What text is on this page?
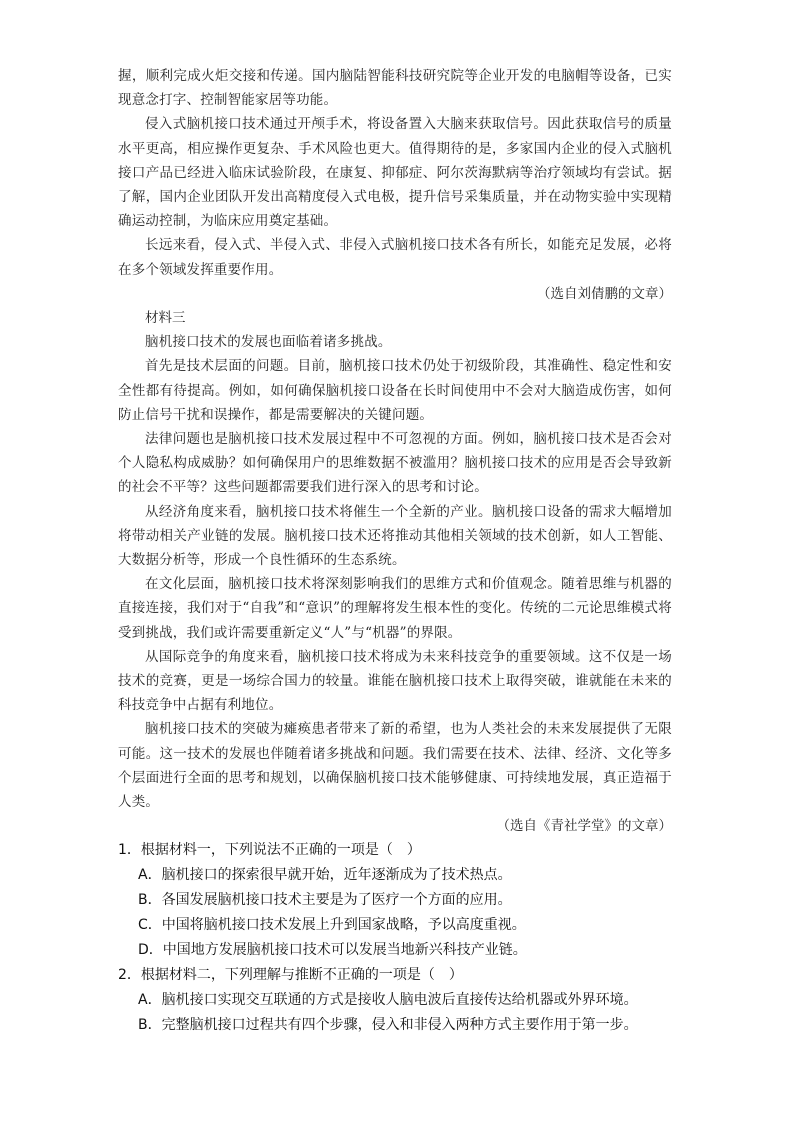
握，顺利完成火炬交接和传递。国内脑陆智能科技研究院等企业开发的电脑帽等设备，已实现意念打字、控制智能家居等功能。

侵入式脑机接口技术通过开颅手术，将设备置入大脑来获取信号。因此获取信号的质量水平更高，相应操作更复杂、手术风险也更大。值得期待的是，多家国内企业的侵入式脑机接口产品已经进入临床试验阶段，在康复、抑郁症、阿尔茨海默病等治疗领域均有尝试。据了解，国内企业团队开发出高精度侵入式电极，提升信号采集质量，并在动物实验中实现精确运动控制，为临床应用奠定基础。

长远来看，侵入式、半侵入式、非侵入式脑机接口技术各有所长，如能充足发展，必将在多个领域发挥重要作用。

（选自刘倩鹏的文章）

材料三

脑机接口技术的发展也面临着诸多挑战。

首先是技术层面的问题。目前，脑机接口技术仍处于初级阶段，其准确性、稳定性和安全性都有待提高。例如，如何确保脑机接口设备在长时间使用中不会对大脑造成伤害，如何防止信号干扰和误操作，都是需要解决的关键问题。

法律问题也是脑机接口技术发展过程中不可忽视的方面。例如，脑机接口技术是否会对个人隐私构成威胁？如何确保用户的思维数据不被滥用？脑机接口技术的应用是否会导致新的社会不平等？这些问题都需要我们进行深入的思考和讨论。

从经济角度来看，脑机接口技术将催生一个全新的产业。脑机接口设备的需求大幅增加将带动相关产业链的发展。脑机接口技术还将推动其他相关领域的技术创新，如人工智能、大数据分析等，形成一个良性循环的生态系统。

在文化层面，脑机接口技术将深刻影响我们的思维方式和价值观念。随着思维与机器的直接连接，我们对于“自我”和“意识”的理解将发生根本性的变化。传统的二元论思维模式将受到挑战，我们或许需要重新定义“人”与“机器”的界限。

从国际竞争的角度来看，脑机接口技术将成为未来科技竞争的重要领域。这不仅是一场技术的竞赛，更是一场综合国力的较量。谁能在脑机接口技术上取得突破，谁就能在未来的科技竞争中占据有利地位。

脑机接口技术的突破为瘫痪患者带来了新的希望，也为人类社会的未来发展提供了无限可能。这一技术的发展也伴随着诸多挑战和问题。我们需要在技术、法律、经济、文化等多个层面进行全面的思考和规划，以确保脑机接口技术能够健康、可持续地发展，真正造福于人类。

（选自《青社学堂》的文章）

1．根据材料一，下列说法不正确的一项是（　）

A．脑机接口的探索很早就开始，近年逐渐成为了技术热点。

B．各国发展脑机接口技术主要是为了医疗一个方面的应用。

C．中国将脑机接口技术发展上升到国家战略，予以高度重视。

D．中国地方发展脑机接口技术可以发展当地新兴科技产业链。

2．根据材料二，下列理解与推断不正确的一项是（　）

A．脑机接口实现交互联通的方式是接收人脑电波后直接传达给机器或外界环境。

B．完整脑机接口过程共有四个步骤，侵入和非侵入两种方式主要作用于第一步。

◆ **Task to complete**:
The listing above needs to be output again exactly. Don't include the pictures.

◆ **Correct response**:
What text is on this page?
握，顺利完成火炬交接和传递。国内脑陆智能科技研究院等企业开发的电脑帽等设备，已实现意念打字、控制智能家居等功能。

侵入式脑机接口技术通过开颅手术，将设备置入大脑来获取信号。因此获取信号的质量水平更高，相应操作更复杂、手术风险也更大。值得期待的是，多家国内企业的侵入式脑机接口产品已经进入临床试验阶段，在康复、抑郁症、阿尔茨海默病等治疗领域均有尝试。据了解，国内企业团队开发出高精度侵入式电极，提升信号采集质量，并在动物实验中实现精确运动控制，为临床应用奠定基础。

长远来看，侵入式、半侵入式、非侵入式脑机接口技术各有所长，如能充足发展，必将在多个领域发挥重要作用。

（选自刘倩鹏的文章）

材料三

脑机接口技术的发展也面临着诸多挑战。

首先是技术层面的问题。目前，脑机接口技术仍处于初级阶段，其准确性、稳定性和安全性都有待提高。例如，如何确保脑机接口设备在长时间使用中不会对大脑造成伤害，如何防止信号干扰和误操作，都是需要解决的关键问题。

法律问题也是脑机接口技术发展过程中不可忽视的方面。例如，脑机接口技术是否会对个人隐私构成威胁？如何确保用户的思维数据不被滥用？脑机接口技术的应用是否会导致新的社会不平等？这些问题都需要我们进行深入的思考和讨论。

从经济角度来看，脑机接口技术将催生一个全新的产业。脑机接口设备的需求大幅增加将带动相关产业链的发展。脑机接口技术还将推动其他相关领域的技术创新，如人工智能、大数据分析等，形成一个良性循环的生态系统。

在文化层面，脑机接口技术将深刻影响我们的思维方式和价值观念。随着思维与机器的直接连接，我们对于“自我”和“意识”的理解将发生根本性的变化。传统的二元论思维模式将受到挑战，我们或许需要重新定义“人”与“机器”的界限。

从国际竞争的角度来看，脑机接口技术将成为未来科技竞争的重要领域。这不仅是一场技术的竞赛，更是一场综合国力的较量。谁能在脑机接口技术上取得突破，谁就能在未来的科技竞争中占据有利地位。

脑机接口技术的突破为瘫痪患者带来了新的希望，也为人类社会的未来发展提供了无限可能。这一技术的发展也伴随着诸多挑战和问题。我们需要在技术、法律、经济、文化等多个层面进行全面的思考和规划，以确保脑机接口技术能够健康、可持续地发展，真正造福于人类。

（选自《青社学堂》的文章）

1．根据材料一，下列说法不正确的一项是（　）

A．脑机接口的探索很早就开始，近年逐渐成为了技术热点。

B．各国发展脑机接口技术主要是为了医疗一个方面的应用。

C．中国将脑机接口技术发展上升到国家战略，予以高度重视。

D．中国地方发展脑机接口技术可以发展当地新兴科技产业链。

2．根据材料二，下列理解与推断不正确的一项是（　）

A．脑机接口实现交互联通的方式是接收人脑电波后直接传达给机器或外界环境。

B．完整脑机接口过程共有四个步骤，侵入和非侵入两种方式主要作用于第一步。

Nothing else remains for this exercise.